#### Stored data entries:
____________
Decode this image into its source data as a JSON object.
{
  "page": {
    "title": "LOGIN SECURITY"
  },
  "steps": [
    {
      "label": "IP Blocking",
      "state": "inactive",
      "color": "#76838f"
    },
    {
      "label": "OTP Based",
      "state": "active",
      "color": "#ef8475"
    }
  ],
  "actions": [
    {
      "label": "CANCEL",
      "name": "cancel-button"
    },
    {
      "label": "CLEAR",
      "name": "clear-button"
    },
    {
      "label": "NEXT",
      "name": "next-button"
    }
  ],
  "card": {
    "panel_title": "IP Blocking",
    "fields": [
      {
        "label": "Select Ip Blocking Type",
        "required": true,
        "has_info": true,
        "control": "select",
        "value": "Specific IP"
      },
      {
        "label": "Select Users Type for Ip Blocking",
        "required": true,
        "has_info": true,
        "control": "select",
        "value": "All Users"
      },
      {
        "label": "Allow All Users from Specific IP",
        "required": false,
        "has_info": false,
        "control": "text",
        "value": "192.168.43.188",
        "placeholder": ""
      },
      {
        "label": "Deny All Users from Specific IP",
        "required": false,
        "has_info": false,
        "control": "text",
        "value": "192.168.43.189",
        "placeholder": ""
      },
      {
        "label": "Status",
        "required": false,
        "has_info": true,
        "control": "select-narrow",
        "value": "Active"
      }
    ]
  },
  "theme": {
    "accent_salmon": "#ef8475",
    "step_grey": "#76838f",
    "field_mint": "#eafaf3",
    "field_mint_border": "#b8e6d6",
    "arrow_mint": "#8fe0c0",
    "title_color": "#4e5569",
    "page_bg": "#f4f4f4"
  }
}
____________
Go through the entries and return each line where the word "Users" appears.

        "label": "Select Users Type for Ip Blocking",
        "value": "All Users"
        "label": "Allow All Users from Specific IP",
        "label": "Deny All Users from Specific IP",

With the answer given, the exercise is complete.